■ Task directions
Reproduce every listing below word for word, keeping each line unchanged and in its original order.

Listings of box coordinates
▼

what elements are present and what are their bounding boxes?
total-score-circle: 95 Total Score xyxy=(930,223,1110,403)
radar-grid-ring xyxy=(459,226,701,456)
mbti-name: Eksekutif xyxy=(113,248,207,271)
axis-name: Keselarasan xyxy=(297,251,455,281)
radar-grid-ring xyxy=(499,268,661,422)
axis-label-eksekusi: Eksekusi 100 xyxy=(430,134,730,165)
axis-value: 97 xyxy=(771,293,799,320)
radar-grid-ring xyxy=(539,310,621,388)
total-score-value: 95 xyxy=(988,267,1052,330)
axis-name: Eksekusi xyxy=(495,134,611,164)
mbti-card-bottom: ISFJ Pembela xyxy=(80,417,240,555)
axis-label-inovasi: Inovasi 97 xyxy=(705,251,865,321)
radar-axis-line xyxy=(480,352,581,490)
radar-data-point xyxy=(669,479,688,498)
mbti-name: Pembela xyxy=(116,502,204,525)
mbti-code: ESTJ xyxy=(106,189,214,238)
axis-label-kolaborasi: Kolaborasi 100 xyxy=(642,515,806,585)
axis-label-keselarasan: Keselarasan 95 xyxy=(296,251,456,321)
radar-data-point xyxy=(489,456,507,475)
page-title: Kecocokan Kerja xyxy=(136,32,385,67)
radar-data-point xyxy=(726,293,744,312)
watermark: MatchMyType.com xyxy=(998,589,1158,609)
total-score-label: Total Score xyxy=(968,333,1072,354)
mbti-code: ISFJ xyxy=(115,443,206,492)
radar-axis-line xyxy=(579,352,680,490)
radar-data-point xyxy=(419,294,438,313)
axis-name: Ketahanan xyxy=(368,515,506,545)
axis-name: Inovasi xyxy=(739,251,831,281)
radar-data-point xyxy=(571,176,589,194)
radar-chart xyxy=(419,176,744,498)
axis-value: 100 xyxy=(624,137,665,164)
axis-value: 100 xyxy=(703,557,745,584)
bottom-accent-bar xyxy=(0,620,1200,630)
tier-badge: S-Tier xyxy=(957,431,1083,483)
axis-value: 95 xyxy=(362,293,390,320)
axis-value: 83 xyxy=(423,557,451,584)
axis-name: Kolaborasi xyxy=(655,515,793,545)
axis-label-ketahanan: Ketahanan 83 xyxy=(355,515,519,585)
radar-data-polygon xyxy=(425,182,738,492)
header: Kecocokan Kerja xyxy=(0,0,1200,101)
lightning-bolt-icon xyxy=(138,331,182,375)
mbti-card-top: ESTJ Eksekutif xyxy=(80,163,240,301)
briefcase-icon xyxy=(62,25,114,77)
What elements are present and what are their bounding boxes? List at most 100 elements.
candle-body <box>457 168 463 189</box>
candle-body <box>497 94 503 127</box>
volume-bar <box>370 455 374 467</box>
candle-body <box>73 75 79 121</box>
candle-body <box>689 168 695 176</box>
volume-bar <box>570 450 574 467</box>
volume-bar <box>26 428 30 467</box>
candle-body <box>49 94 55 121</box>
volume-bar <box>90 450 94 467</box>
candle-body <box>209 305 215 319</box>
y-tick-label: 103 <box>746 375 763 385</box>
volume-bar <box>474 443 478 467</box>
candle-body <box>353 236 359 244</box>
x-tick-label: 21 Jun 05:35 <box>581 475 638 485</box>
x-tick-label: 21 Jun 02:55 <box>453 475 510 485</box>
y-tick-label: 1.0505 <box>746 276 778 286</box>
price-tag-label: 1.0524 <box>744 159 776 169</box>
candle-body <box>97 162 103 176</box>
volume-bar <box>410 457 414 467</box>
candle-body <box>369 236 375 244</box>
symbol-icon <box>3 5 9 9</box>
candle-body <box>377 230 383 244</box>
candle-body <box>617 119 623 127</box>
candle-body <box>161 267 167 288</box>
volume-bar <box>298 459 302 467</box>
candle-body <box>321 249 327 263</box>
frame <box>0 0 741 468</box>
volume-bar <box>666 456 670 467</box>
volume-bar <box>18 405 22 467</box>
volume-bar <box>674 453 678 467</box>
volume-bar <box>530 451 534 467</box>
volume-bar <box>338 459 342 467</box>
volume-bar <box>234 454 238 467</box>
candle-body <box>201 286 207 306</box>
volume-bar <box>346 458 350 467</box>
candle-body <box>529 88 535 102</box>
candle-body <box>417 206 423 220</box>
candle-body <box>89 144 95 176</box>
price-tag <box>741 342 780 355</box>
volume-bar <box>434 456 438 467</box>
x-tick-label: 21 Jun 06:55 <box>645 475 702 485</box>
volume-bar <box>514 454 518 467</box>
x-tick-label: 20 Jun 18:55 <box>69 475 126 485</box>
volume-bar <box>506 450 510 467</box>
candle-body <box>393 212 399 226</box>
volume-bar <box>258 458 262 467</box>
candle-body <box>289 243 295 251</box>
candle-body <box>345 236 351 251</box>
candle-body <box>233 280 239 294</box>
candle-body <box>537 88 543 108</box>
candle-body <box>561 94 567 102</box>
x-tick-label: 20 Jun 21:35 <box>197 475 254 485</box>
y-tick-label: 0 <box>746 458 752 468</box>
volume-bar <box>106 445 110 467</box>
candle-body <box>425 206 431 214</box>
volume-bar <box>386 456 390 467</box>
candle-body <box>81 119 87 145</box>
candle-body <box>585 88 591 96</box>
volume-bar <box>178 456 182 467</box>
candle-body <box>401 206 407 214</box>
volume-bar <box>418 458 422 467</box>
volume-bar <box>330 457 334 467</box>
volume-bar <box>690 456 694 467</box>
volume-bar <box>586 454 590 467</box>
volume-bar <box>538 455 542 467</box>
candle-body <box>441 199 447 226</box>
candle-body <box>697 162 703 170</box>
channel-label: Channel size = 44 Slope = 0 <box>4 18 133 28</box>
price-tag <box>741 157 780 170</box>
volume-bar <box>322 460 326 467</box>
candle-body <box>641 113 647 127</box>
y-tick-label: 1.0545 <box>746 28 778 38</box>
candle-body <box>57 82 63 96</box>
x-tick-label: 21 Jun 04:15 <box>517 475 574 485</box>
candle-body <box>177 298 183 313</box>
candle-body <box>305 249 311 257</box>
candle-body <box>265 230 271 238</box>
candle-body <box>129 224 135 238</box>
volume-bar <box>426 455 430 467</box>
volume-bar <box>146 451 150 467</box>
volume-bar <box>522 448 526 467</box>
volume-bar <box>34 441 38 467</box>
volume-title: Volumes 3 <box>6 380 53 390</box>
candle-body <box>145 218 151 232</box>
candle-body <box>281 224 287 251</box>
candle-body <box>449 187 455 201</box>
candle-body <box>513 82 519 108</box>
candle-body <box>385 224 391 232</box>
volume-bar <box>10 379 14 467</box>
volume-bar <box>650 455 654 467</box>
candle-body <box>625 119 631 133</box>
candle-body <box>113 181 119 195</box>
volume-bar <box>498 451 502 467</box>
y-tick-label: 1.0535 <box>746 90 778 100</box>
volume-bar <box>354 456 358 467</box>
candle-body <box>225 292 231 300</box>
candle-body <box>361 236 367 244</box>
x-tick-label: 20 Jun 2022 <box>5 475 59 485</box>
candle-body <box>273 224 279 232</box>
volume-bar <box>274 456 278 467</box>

▲

■ Answer to the problem
what elements are present and what are their bounding boxes?
total-score-circle: 95 Total Score xyxy=(930,223,1110,403)
radar-grid-ring xyxy=(459,226,701,456)
mbti-name: Eksekutif xyxy=(113,248,207,271)
axis-name: Keselarasan xyxy=(297,251,455,281)
radar-grid-ring xyxy=(499,268,661,422)
axis-label-eksekusi: Eksekusi 100 xyxy=(430,134,730,165)
axis-value: 97 xyxy=(771,293,799,320)
radar-grid-ring xyxy=(539,310,621,388)
total-score-value: 95 xyxy=(988,267,1052,330)
axis-name: Eksekusi xyxy=(495,134,611,164)
mbti-card-bottom: ISFJ Pembela xyxy=(80,417,240,555)
axis-label-inovasi: Inovasi 97 xyxy=(705,251,865,321)
radar-axis-line xyxy=(480,352,581,490)
radar-data-point xyxy=(669,479,688,498)
mbti-name: Pembela xyxy=(116,502,204,525)
mbti-code: ESTJ xyxy=(106,189,214,238)
axis-label-kolaborasi: Kolaborasi 100 xyxy=(642,515,806,585)
axis-label-keselarasan: Keselarasan 95 xyxy=(296,251,456,321)
radar-data-point xyxy=(489,456,507,475)
page-title: Kecocokan Kerja xyxy=(136,32,385,67)
radar-data-point xyxy=(726,293,744,312)
watermark: MatchMyType.com xyxy=(998,589,1158,609)
total-score-label: Total Score xyxy=(968,333,1072,354)
mbti-code: ISFJ xyxy=(115,443,206,492)
radar-axis-line xyxy=(579,352,680,490)
radar-data-point xyxy=(419,294,438,313)
axis-name: Ketahanan xyxy=(368,515,506,545)
axis-name: Inovasi xyxy=(739,251,831,281)
radar-data-point xyxy=(571,176,589,194)
radar-chart xyxy=(419,176,744,498)
axis-value: 100 xyxy=(624,137,665,164)
axis-value: 100 xyxy=(703,557,745,584)
bottom-accent-bar xyxy=(0,620,1200,630)
tier-badge: S-Tier xyxy=(957,431,1083,483)
axis-value: 95 xyxy=(362,293,390,320)
axis-value: 83 xyxy=(423,557,451,584)
axis-name: Kolaborasi xyxy=(655,515,793,545)
axis-label-ketahanan: Ketahanan 83 xyxy=(355,515,519,585)
radar-data-polygon xyxy=(425,182,738,492)
header: Kecocokan Kerja xyxy=(0,0,1200,101)
lightning-bolt-icon xyxy=(138,331,182,375)
mbti-card-top: ESTJ Eksekutif xyxy=(80,163,240,301)
briefcase-icon xyxy=(62,25,114,77)
What elements are present and what are their bounding boxes? List at most 100 elements.
candle-body <box>457 168 463 189</box>
candle-body <box>497 94 503 127</box>
volume-bar <box>370 455 374 467</box>
candle-body <box>73 75 79 121</box>
candle-body <box>689 168 695 176</box>
volume-bar <box>570 450 574 467</box>
volume-bar <box>26 428 30 467</box>
candle-body <box>49 94 55 121</box>
volume-bar <box>90 450 94 467</box>
candle-body <box>209 305 215 319</box>
y-tick-label: 103 <box>746 375 763 385</box>
volume-bar <box>474 443 478 467</box>
candle-body <box>353 236 359 244</box>
x-tick-label: 21 Jun 05:35 <box>581 475 638 485</box>
x-tick-label: 21 Jun 02:55 <box>453 475 510 485</box>
y-tick-label: 1.0505 <box>746 276 778 286</box>
price-tag-label: 1.0524 <box>744 159 776 169</box>
candle-body <box>97 162 103 176</box>
volume-bar <box>410 457 414 467</box>
candle-body <box>369 236 375 244</box>
symbol-icon <box>3 5 9 9</box>
candle-body <box>377 230 383 244</box>
candle-body <box>617 119 623 127</box>
candle-body <box>161 267 167 288</box>
volume-bar <box>298 459 302 467</box>
candle-body <box>321 249 327 263</box>
frame <box>0 0 741 468</box>
volume-bar <box>666 456 670 467</box>
volume-bar <box>18 405 22 467</box>
volume-bar <box>674 453 678 467</box>
volume-bar <box>530 451 534 467</box>
volume-bar <box>338 459 342 467</box>
volume-bar <box>234 454 238 467</box>
candle-body <box>201 286 207 306</box>
volume-bar <box>346 458 350 467</box>
candle-body <box>529 88 535 102</box>
candle-body <box>417 206 423 220</box>
candle-body <box>89 144 95 176</box>
price-tag <box>741 342 780 355</box>
volume-bar <box>434 456 438 467</box>
x-tick-label: 21 Jun 06:55 <box>645 475 702 485</box>
volume-bar <box>514 454 518 467</box>
x-tick-label: 20 Jun 18:55 <box>69 475 126 485</box>
volume-bar <box>506 450 510 467</box>
candle-body <box>393 212 399 226</box>
volume-bar <box>258 458 262 467</box>
candle-body <box>289 243 295 251</box>
candle-body <box>345 236 351 251</box>
candle-body <box>233 280 239 294</box>
candle-body <box>537 88 543 108</box>
candle-body <box>561 94 567 102</box>
x-tick-label: 20 Jun 21:35 <box>197 475 254 485</box>
y-tick-label: 0 <box>746 458 752 468</box>
volume-bar <box>106 445 110 467</box>
candle-body <box>425 206 431 214</box>
volume-bar <box>386 456 390 467</box>
candle-body <box>81 119 87 145</box>
candle-body <box>585 88 591 96</box>
volume-bar <box>178 456 182 467</box>
candle-body <box>401 206 407 214</box>
volume-bar <box>418 458 422 467</box>
volume-bar <box>330 457 334 467</box>
volume-bar <box>690 456 694 467</box>
volume-bar <box>586 454 590 467</box>
volume-bar <box>538 455 542 467</box>
candle-body <box>441 199 447 226</box>
candle-body <box>697 162 703 170</box>
channel-label: Channel size = 44 Slope = 0 <box>4 18 133 28</box>
price-tag <box>741 157 780 170</box>
volume-bar <box>322 460 326 467</box>
candle-body <box>641 113 647 127</box>
y-tick-label: 1.0545 <box>746 28 778 38</box>
candle-body <box>57 82 63 96</box>
x-tick-label: 21 Jun 04:15 <box>517 475 574 485</box>
candle-body <box>177 298 183 313</box>
candle-body <box>305 249 311 257</box>
candle-body <box>265 230 271 238</box>
candle-body <box>129 224 135 238</box>
volume-bar <box>426 455 430 467</box>
volume-bar <box>146 451 150 467</box>
volume-bar <box>522 448 526 467</box>
volume-bar <box>34 441 38 467</box>
volume-title: Volumes 3 <box>6 380 53 390</box>
candle-body <box>145 218 151 232</box>
candle-body <box>281 224 287 251</box>
candle-body <box>449 187 455 201</box>
candle-body <box>513 82 519 108</box>
candle-body <box>385 224 391 232</box>
volume-bar <box>10 379 14 467</box>
volume-bar <box>650 455 654 467</box>
candle-body <box>625 119 631 133</box>
candle-body <box>113 181 119 195</box>
volume-bar <box>498 451 502 467</box>
y-tick-label: 1.0535 <box>746 90 778 100</box>
volume-bar <box>354 456 358 467</box>
candle-body <box>225 292 231 300</box>
candle-body <box>361 236 367 244</box>
x-tick-label: 20 Jun 2022 <box>5 475 59 485</box>
candle-body <box>273 224 279 232</box>
volume-bar <box>274 456 278 467</box>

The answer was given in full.